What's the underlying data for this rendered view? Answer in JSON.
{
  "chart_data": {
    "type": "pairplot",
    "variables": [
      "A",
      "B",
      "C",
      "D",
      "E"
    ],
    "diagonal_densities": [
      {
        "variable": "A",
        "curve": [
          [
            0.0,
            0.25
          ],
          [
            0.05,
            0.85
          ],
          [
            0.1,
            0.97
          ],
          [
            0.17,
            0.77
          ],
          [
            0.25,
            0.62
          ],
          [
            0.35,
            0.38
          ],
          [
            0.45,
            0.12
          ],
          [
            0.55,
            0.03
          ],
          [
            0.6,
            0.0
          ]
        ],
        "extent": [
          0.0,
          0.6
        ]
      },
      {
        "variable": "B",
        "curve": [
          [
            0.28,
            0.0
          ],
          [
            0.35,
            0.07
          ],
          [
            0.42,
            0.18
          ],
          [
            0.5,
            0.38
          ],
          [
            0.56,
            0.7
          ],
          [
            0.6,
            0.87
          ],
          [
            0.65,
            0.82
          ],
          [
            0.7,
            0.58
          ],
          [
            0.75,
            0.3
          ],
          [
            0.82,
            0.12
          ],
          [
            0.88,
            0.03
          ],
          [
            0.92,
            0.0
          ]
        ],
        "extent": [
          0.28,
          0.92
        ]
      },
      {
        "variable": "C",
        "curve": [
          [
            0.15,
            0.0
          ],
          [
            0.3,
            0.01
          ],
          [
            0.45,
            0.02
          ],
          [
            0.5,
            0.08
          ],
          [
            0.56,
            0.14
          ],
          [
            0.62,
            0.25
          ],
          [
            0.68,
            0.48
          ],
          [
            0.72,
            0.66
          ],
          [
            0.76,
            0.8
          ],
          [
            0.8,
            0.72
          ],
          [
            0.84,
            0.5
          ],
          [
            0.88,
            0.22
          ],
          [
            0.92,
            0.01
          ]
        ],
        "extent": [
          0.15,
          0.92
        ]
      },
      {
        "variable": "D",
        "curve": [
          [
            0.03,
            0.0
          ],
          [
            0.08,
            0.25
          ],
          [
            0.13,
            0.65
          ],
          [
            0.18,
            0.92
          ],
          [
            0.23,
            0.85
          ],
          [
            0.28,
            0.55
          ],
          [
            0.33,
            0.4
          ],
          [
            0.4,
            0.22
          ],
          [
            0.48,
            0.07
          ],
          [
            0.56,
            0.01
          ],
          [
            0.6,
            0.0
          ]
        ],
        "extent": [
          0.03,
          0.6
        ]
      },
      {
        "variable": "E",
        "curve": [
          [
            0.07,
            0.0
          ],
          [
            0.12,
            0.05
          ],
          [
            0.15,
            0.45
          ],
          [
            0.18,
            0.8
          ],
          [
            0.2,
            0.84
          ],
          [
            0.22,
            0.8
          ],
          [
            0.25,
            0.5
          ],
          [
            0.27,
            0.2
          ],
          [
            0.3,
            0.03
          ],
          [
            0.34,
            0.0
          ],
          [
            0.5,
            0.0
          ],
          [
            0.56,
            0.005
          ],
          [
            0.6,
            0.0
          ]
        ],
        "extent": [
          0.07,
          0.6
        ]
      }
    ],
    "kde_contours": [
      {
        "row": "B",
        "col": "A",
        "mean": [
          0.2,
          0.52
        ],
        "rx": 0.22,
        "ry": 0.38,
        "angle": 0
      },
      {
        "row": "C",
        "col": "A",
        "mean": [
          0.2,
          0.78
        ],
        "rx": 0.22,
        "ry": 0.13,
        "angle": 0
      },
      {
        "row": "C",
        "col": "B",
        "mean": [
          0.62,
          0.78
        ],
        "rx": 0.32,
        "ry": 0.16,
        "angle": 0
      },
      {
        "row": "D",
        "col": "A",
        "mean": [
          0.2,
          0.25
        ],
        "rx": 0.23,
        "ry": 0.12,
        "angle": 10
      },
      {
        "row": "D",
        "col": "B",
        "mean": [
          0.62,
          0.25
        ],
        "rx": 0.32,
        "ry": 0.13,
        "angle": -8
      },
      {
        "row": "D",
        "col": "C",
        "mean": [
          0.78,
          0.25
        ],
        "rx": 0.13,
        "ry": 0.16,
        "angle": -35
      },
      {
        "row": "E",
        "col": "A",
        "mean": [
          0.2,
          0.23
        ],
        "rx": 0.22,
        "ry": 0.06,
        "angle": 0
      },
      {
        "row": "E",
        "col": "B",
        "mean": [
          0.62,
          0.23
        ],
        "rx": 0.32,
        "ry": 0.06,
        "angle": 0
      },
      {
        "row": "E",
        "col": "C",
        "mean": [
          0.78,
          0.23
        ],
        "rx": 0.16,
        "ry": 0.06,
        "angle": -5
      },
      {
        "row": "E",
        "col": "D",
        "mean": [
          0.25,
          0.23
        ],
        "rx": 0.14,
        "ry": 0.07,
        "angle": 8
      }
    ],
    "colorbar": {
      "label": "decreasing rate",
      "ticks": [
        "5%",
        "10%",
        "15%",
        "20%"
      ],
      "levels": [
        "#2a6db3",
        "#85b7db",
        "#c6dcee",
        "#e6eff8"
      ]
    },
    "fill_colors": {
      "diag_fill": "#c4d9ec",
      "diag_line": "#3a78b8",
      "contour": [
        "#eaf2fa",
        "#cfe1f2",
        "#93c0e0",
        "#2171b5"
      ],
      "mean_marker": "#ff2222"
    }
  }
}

====================

### [TASK OBJECTIVE]
Set out the complete listing exactly as shown.

### [WRITTEN ANSWER]
What's the underlying data for this rendered view? Answer in JSON.
{
  "chart_data": {
    "type": "pairplot",
    "variables": [
      "A",
      "B",
      "C",
      "D",
      "E"
    ],
    "diagonal_densities": [
      {
        "variable": "A",
        "curve": [
          [
            0.0,
            0.25
          ],
          [
            0.05,
            0.85
          ],
          [
            0.1,
            0.97
          ],
          [
            0.17,
            0.77
          ],
          [
            0.25,
            0.62
          ],
          [
            0.35,
            0.38
          ],
          [
            0.45,
            0.12
          ],
          [
            0.55,
            0.03
          ],
          [
            0.6,
            0.0
          ]
        ],
        "extent": [
          0.0,
          0.6
        ]
      },
      {
        "variable": "B",
        "curve": [
          [
            0.28,
            0.0
          ],
          [
            0.35,
            0.07
          ],
          [
            0.42,
            0.18
          ],
          [
            0.5,
            0.38
          ],
          [
            0.56,
            0.7
          ],
          [
            0.6,
            0.87
          ],
          [
            0.65,
            0.82
          ],
          [
            0.7,
            0.58
          ],
          [
            0.75,
            0.3
          ],
          [
            0.82,
            0.12
          ],
          [
            0.88,
            0.03
          ],
          [
            0.92,
            0.0
          ]
        ],
        "extent": [
          0.28,
          0.92
        ]
      },
      {
        "variable": "C",
        "curve": [
          [
            0.15,
            0.0
          ],
          [
            0.3,
            0.01
          ],
          [
            0.45,
            0.02
          ],
          [
            0.5,
            0.08
          ],
          [
            0.56,
            0.14
          ],
          [
            0.62,
            0.25
          ],
          [
            0.68,
            0.48
          ],
          [
            0.72,
            0.66
          ],
          [
            0.76,
            0.8
          ],
          [
            0.8,
            0.72
          ],
          [
            0.84,
            0.5
          ],
          [
            0.88,
            0.22
          ],
          [
            0.92,
            0.01
          ]
        ],
        "extent": [
          0.15,
          0.92
        ]
      },
      {
        "variable": "D",
        "curve": [
          [
            0.03,
            0.0
          ],
          [
            0.08,
            0.25
          ],
          [
            0.13,
            0.65
          ],
          [
            0.18,
            0.92
          ],
          [
            0.23,
            0.85
          ],
          [
            0.28,
            0.55
          ],
          [
            0.33,
            0.4
          ],
          [
            0.4,
            0.22
          ],
          [
            0.48,
            0.07
          ],
          [
            0.56,
            0.01
          ],
          [
            0.6,
            0.0
          ]
        ],
        "extent": [
          0.03,
          0.6
        ]
      },
      {
        "variable": "E",
        "curve": [
          [
            0.07,
            0.0
          ],
          [
            0.12,
            0.05
          ],
          [
            0.15,
            0.45
          ],
          [
            0.18,
            0.8
          ],
          [
            0.2,
            0.84
          ],
          [
            0.22,
            0.8
          ],
          [
            0.25,
            0.5
          ],
          [
            0.27,
            0.2
          ],
          [
            0.3,
            0.03
          ],
          [
            0.34,
            0.0
          ],
          [
            0.5,
            0.0
          ],
          [
            0.56,
            0.005
          ],
          [
            0.6,
            0.0
          ]
        ],
        "extent": [
          0.07,
          0.6
        ]
      }
    ],
    "kde_contours": [
      {
        "row": "B",
        "col": "A",
        "mean": [
          0.2,
          0.52
        ],
        "rx": 0.22,
        "ry": 0.38,
        "angle": 0
      },
      {
        "row": "C",
        "col": "A",
        "mean": [
          0.2,
          0.78
        ],
        "rx": 0.22,
        "ry": 0.13,
        "angle": 0
      },
      {
        "row": "C",
        "col": "B",
        "mean": [
          0.62,
          0.78
        ],
        "rx": 0.32,
        "ry": 0.16,
        "angle": 0
      },
      {
        "row": "D",
        "col": "A",
        "mean": [
          0.2,
          0.25
        ],
        "rx": 0.23,
        "ry": 0.12,
        "angle": 10
      },
      {
        "row": "D",
        "col": "B",
        "mean": [
          0.62,
          0.25
        ],
        "rx": 0.32,
        "ry": 0.13,
        "angle": -8
      },
      {
        "row": "D",
        "col": "C",
        "mean": [
          0.78,
          0.25
        ],
        "rx": 0.13,
        "ry": 0.16,
        "angle": -35
      },
      {
        "row": "E",
        "col": "A",
        "mean": [
          0.2,
          0.23
        ],
        "rx": 0.22,
        "ry": 0.06,
        "angle": 0
      },
      {
        "row": "E",
        "col": "B",
        "mean": [
          0.62,
          0.23
        ],
        "rx": 0.32,
        "ry": 0.06,
        "angle": 0
      },
      {
        "row": "E",
        "col": "C",
        "mean": [
          0.78,
          0.23
        ],
        "rx": 0.16,
        "ry": 0.06,
        "angle": -5
      },
      {
        "row": "E",
        "col": "D",
        "mean": [
          0.25,
          0.23
        ],
        "rx": 0.14,
        "ry": 0.07,
        "angle": 8
      }
    ],
    "colorbar": {
      "label": "decreasing rate",
      "ticks": [
        "5%",
        "10%",
        "15%",
        "20%"
      ],
      "levels": [
        "#2a6db3",
        "#85b7db",
        "#c6dcee",
        "#e6eff8"
      ]
    },
    "fill_colors": {
      "diag_fill": "#c4d9ec",
      "diag_line": "#3a78b8",
      "contour": [
        "#eaf2fa",
        "#cfe1f2",
        "#93c0e0",
        "#2171b5"
      ],
      "mean_marker": "#ff2222"
    }
  }
}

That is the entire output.